- **YOUR GOAL**
Only the lines from the one containing "What's the underlying" to the end of the entries should be written out, each exactly as it stands, both ends included.

- **DATASET RECORDS**

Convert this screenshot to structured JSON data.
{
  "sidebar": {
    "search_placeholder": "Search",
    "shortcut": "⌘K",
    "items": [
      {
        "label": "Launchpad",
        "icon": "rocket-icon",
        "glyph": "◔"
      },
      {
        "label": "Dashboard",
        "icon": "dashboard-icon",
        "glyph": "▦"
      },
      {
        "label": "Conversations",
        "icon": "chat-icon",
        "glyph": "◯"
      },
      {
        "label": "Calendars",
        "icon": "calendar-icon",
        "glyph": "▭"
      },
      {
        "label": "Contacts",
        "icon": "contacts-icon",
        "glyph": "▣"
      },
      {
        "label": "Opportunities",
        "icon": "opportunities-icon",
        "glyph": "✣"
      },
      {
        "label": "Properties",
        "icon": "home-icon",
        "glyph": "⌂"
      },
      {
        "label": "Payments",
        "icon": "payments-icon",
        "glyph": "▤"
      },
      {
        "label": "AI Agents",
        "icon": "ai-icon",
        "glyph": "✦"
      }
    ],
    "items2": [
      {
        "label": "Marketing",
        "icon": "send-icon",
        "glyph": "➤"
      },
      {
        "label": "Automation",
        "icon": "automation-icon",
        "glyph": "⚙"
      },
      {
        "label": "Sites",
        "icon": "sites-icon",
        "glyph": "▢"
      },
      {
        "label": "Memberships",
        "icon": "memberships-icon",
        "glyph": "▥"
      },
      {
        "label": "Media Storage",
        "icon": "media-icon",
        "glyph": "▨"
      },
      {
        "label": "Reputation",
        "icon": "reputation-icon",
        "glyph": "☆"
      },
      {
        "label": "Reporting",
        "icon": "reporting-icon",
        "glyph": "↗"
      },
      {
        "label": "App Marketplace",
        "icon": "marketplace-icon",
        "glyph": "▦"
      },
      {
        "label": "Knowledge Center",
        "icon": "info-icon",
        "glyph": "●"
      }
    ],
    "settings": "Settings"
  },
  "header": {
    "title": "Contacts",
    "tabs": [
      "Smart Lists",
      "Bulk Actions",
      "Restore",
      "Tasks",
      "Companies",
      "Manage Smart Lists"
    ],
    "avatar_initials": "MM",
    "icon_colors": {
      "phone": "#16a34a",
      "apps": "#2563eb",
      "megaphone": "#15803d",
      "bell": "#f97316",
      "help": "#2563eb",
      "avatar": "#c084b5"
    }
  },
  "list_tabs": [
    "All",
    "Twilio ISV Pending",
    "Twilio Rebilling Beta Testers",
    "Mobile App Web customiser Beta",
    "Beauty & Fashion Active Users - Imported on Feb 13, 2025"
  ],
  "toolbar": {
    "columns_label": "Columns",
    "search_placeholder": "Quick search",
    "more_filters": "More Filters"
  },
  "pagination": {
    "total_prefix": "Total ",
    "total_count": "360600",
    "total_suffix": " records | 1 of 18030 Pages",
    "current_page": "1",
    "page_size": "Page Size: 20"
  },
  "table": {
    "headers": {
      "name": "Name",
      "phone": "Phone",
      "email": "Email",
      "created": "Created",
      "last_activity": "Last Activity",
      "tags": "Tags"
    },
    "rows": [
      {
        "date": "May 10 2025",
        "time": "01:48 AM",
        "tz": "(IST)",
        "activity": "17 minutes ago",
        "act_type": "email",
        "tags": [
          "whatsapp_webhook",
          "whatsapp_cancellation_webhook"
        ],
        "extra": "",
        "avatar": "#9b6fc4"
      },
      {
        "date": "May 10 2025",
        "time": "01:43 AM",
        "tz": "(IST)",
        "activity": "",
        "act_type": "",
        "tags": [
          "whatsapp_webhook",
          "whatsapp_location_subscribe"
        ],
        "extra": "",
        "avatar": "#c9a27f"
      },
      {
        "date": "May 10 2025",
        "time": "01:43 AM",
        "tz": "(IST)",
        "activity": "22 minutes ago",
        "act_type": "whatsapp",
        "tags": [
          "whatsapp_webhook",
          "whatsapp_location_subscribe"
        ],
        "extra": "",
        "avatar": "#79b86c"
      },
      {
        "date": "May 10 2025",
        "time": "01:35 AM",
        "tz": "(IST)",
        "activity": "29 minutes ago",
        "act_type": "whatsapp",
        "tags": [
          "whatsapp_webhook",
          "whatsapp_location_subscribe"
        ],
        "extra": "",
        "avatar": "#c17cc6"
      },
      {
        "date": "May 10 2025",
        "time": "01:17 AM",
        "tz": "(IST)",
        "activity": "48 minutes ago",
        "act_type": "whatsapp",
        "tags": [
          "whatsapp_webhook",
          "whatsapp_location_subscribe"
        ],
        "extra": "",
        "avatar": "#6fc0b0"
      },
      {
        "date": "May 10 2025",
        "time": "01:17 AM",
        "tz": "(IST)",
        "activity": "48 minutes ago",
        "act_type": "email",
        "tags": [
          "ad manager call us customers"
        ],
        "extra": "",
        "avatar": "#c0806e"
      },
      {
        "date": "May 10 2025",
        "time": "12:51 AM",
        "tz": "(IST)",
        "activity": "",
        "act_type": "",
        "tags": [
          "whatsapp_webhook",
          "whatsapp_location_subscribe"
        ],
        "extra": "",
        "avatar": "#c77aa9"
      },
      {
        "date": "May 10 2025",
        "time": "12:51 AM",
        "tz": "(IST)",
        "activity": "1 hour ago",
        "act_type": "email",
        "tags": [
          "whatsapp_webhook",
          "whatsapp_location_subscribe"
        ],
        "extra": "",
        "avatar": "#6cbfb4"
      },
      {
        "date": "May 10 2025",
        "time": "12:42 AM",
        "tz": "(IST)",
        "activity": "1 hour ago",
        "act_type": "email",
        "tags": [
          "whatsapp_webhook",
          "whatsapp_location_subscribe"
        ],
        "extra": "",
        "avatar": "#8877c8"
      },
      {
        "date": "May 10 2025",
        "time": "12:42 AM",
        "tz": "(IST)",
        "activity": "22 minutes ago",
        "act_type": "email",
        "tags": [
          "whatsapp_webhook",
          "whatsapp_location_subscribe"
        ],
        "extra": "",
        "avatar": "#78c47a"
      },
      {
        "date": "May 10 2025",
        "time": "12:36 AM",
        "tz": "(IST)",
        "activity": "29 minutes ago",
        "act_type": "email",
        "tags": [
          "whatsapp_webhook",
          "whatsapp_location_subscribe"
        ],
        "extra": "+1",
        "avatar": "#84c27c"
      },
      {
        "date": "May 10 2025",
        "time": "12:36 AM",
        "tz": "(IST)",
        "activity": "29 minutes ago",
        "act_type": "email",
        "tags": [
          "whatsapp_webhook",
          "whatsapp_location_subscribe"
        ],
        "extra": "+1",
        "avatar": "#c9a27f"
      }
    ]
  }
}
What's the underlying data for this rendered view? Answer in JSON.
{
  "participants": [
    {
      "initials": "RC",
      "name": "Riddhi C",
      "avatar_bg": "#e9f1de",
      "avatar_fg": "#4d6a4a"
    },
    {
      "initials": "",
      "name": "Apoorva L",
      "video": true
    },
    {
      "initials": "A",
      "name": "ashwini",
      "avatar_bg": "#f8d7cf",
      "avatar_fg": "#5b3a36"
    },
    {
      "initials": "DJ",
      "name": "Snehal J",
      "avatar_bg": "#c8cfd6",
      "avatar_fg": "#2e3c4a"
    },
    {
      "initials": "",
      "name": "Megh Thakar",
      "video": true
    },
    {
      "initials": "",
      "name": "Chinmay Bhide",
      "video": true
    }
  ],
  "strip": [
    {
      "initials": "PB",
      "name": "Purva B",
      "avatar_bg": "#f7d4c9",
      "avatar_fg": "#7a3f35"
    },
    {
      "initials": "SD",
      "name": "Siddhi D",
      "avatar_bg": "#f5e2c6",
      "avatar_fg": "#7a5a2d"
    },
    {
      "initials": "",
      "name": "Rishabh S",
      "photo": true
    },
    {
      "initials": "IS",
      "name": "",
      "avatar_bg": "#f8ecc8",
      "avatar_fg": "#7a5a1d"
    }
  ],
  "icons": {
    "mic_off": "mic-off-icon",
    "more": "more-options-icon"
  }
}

- **CORRECT RESPONSE**
What's the underlying data for this rendered view? Answer in JSON.
{
  "participants": [
    {
      "initials": "RC",
      "name": "Riddhi C",
      "avatar_bg": "#e9f1de",
      "avatar_fg": "#4d6a4a"
    },
    {
      "initials": "",
      "name": "Apoorva L",
      "video": true
    },
    {
      "initials": "A",
      "name": "ashwini",
      "avatar_bg": "#f8d7cf",
      "avatar_fg": "#5b3a36"
    },
    {
      "initials": "DJ",
      "name": "Snehal J",
      "avatar_bg": "#c8cfd6",
      "avatar_fg": "#2e3c4a"
    },
    {
      "initials": "",
      "name": "Megh Thakar",
      "video": true
    },
    {
      "initials": "",
      "name": "Chinmay Bhide",
      "video": true
    }
  ],
  "strip": [
    {
      "initials": "PB",
      "name": "Purva B",
      "avatar_bg": "#f7d4c9",
      "avatar_fg": "#7a3f35"
    },
    {
      "initials": "SD",
      "name": "Siddhi D",
      "avatar_bg": "#f5e2c6",
      "avatar_fg": "#7a5a2d"
    },
    {
      "initials": "",
      "name": "Rishabh S",
      "photo": true
    },
    {
      "initials": "IS",
      "name": "",
      "avatar_bg": "#f8ecc8",
      "avatar_fg": "#7a5a1d"
    }
  ],
  "icons": {
    "mic_off": "mic-off-icon",
    "more": "more-options-icon"
  }
}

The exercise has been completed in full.